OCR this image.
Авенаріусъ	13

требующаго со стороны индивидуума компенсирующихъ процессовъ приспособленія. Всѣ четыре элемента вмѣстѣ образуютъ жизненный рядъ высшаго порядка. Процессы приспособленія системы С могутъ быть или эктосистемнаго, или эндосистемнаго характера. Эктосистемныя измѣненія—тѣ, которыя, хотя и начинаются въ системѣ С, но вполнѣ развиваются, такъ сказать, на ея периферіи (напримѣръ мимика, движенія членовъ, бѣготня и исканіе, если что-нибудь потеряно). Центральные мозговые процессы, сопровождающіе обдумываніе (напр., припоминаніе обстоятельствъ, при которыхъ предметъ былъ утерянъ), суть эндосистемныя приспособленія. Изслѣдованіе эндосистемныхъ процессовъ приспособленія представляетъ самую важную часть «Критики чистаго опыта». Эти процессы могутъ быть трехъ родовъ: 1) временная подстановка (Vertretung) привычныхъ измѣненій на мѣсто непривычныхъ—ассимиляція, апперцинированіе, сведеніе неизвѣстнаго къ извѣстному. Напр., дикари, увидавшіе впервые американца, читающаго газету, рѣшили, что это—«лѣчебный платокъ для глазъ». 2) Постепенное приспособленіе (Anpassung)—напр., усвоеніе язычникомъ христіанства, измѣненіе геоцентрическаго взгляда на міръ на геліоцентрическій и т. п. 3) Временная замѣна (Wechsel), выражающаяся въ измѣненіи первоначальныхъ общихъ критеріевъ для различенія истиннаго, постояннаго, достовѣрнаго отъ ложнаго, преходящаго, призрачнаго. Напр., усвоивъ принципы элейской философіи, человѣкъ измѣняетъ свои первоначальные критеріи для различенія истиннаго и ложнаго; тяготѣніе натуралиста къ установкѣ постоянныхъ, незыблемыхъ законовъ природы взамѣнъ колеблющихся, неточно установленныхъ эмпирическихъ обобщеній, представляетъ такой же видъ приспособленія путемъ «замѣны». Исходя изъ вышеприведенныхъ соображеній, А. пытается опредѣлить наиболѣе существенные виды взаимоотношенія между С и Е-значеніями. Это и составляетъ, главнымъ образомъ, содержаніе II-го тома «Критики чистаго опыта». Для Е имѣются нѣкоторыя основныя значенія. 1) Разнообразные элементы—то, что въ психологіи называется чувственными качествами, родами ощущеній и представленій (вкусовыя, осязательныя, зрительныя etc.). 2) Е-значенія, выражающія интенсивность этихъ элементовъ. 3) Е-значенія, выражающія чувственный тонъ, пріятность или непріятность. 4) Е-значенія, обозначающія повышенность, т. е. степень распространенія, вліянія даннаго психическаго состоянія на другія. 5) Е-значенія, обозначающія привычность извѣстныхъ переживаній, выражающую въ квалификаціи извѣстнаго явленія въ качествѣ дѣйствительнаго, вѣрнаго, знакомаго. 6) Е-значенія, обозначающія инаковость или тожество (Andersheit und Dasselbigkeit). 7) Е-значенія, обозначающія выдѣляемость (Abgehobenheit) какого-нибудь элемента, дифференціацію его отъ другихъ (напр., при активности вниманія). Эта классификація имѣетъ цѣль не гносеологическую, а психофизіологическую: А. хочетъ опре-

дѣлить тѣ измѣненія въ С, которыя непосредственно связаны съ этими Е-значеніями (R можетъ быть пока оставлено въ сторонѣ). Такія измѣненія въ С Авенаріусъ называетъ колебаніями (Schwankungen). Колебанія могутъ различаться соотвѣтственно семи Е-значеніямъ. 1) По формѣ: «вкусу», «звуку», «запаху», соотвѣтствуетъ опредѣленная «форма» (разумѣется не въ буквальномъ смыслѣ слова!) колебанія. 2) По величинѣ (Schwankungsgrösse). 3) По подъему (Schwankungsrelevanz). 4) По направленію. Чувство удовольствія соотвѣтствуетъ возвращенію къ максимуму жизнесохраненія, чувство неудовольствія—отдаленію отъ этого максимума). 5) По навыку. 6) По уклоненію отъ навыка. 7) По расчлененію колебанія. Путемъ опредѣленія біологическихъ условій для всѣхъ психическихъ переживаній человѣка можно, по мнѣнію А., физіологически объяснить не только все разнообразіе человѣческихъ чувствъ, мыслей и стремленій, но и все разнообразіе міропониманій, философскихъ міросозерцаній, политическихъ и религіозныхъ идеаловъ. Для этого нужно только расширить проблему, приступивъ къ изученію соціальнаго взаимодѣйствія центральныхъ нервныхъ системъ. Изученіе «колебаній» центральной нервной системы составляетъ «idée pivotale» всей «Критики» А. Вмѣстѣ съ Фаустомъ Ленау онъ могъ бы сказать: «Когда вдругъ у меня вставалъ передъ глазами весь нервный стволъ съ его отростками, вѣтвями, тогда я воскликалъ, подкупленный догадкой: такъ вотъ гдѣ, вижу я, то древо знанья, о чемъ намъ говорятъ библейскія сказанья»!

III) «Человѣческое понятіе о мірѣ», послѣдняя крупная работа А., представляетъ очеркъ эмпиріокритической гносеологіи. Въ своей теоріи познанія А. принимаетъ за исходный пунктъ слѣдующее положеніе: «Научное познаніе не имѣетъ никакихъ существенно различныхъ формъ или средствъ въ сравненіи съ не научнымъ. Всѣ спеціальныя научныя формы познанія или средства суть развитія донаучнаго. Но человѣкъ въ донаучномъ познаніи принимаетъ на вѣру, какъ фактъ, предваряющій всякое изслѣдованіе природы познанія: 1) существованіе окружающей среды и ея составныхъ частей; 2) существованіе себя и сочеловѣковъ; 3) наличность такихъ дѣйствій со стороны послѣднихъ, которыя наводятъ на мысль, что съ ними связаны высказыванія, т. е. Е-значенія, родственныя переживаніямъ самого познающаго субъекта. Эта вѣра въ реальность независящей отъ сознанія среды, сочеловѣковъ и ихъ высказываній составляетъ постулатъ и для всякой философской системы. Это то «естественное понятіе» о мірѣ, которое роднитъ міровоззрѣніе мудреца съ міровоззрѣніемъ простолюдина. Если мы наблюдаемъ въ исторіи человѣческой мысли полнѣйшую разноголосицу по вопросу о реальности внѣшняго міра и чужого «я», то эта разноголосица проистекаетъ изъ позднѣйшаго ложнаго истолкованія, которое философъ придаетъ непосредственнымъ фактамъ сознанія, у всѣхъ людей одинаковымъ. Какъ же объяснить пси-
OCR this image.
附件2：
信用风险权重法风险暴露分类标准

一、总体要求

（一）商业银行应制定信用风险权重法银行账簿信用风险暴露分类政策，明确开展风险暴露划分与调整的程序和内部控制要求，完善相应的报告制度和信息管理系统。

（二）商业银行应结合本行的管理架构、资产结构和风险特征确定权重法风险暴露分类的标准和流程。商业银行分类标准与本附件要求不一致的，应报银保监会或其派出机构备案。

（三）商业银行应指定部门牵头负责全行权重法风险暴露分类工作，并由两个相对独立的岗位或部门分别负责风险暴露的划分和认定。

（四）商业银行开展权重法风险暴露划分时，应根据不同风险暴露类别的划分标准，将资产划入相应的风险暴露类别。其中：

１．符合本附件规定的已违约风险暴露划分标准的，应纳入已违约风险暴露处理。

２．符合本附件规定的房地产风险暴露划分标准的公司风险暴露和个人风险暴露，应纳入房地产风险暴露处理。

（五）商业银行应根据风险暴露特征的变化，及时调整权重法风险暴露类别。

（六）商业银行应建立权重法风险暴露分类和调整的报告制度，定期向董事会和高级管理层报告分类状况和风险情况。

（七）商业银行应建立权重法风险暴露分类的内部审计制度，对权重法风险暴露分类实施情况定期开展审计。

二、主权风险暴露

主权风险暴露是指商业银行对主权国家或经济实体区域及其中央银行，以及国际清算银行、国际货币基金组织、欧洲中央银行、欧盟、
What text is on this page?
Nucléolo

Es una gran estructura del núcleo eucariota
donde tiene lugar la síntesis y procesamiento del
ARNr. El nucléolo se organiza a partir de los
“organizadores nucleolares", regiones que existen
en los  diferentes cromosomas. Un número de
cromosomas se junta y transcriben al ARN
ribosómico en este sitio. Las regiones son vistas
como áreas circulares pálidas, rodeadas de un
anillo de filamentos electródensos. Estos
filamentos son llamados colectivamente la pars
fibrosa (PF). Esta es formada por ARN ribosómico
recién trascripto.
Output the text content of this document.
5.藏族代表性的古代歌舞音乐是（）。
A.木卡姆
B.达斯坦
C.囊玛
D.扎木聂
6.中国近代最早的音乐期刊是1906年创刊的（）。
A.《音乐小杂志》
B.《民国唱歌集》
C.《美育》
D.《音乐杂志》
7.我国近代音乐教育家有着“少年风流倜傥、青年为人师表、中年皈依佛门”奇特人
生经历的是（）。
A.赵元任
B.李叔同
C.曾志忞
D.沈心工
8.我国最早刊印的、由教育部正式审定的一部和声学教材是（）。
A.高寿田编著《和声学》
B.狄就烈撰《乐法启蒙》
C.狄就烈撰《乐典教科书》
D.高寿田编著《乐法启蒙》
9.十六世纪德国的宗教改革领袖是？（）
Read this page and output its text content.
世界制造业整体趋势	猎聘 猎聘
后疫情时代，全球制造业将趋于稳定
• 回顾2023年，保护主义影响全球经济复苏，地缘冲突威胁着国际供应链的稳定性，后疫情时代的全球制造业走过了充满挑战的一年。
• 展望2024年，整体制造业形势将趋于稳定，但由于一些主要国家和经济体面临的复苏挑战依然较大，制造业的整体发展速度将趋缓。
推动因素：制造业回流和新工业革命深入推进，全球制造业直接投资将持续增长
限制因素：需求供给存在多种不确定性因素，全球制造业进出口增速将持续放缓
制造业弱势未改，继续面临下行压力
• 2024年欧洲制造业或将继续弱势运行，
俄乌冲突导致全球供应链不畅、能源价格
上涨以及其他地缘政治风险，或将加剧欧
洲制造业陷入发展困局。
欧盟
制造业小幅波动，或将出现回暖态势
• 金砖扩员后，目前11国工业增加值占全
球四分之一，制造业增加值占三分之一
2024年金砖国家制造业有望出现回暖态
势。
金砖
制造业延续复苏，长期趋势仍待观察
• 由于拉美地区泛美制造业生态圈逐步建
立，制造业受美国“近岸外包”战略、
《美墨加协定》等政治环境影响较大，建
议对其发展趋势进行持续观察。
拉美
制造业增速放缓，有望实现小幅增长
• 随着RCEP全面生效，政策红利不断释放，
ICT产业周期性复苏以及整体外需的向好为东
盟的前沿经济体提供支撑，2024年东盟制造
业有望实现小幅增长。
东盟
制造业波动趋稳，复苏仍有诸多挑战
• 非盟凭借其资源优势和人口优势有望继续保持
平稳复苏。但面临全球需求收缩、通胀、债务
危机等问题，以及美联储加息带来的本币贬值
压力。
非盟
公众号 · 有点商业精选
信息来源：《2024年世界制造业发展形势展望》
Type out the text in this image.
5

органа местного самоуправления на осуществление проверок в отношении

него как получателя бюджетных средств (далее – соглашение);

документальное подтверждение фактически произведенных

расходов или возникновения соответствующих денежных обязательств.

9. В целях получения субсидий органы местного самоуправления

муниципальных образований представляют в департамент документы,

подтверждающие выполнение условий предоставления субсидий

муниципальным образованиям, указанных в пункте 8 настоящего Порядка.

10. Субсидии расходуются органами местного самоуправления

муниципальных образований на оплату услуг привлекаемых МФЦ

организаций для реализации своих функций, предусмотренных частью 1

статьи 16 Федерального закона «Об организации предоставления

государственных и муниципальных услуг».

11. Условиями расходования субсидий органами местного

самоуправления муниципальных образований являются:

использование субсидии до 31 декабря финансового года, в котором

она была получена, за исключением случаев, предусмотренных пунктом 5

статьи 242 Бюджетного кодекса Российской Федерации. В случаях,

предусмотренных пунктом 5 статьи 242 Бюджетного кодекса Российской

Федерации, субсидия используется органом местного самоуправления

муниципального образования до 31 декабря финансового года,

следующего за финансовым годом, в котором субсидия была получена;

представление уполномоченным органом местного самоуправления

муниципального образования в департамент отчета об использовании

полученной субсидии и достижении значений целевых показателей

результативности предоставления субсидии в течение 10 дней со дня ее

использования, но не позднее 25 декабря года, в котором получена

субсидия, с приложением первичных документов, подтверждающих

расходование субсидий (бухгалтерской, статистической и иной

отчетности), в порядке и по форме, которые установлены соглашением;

★ ★ ★ ★ ★ ★ ★

# Exercise directions
Copy every line of the listing containing the string "местного".

# Worked solution
органа местного самоуправления на осуществление проверок в отношении
9. В целях получения субсидий органы местного самоуправления
10. Субсидии расходуются органами местного самоуправления
11. Условиями расходования субсидий органами местного
Федерации, субсидия используется органом местного самоуправления
представление уполномоченным органом местного самоуправления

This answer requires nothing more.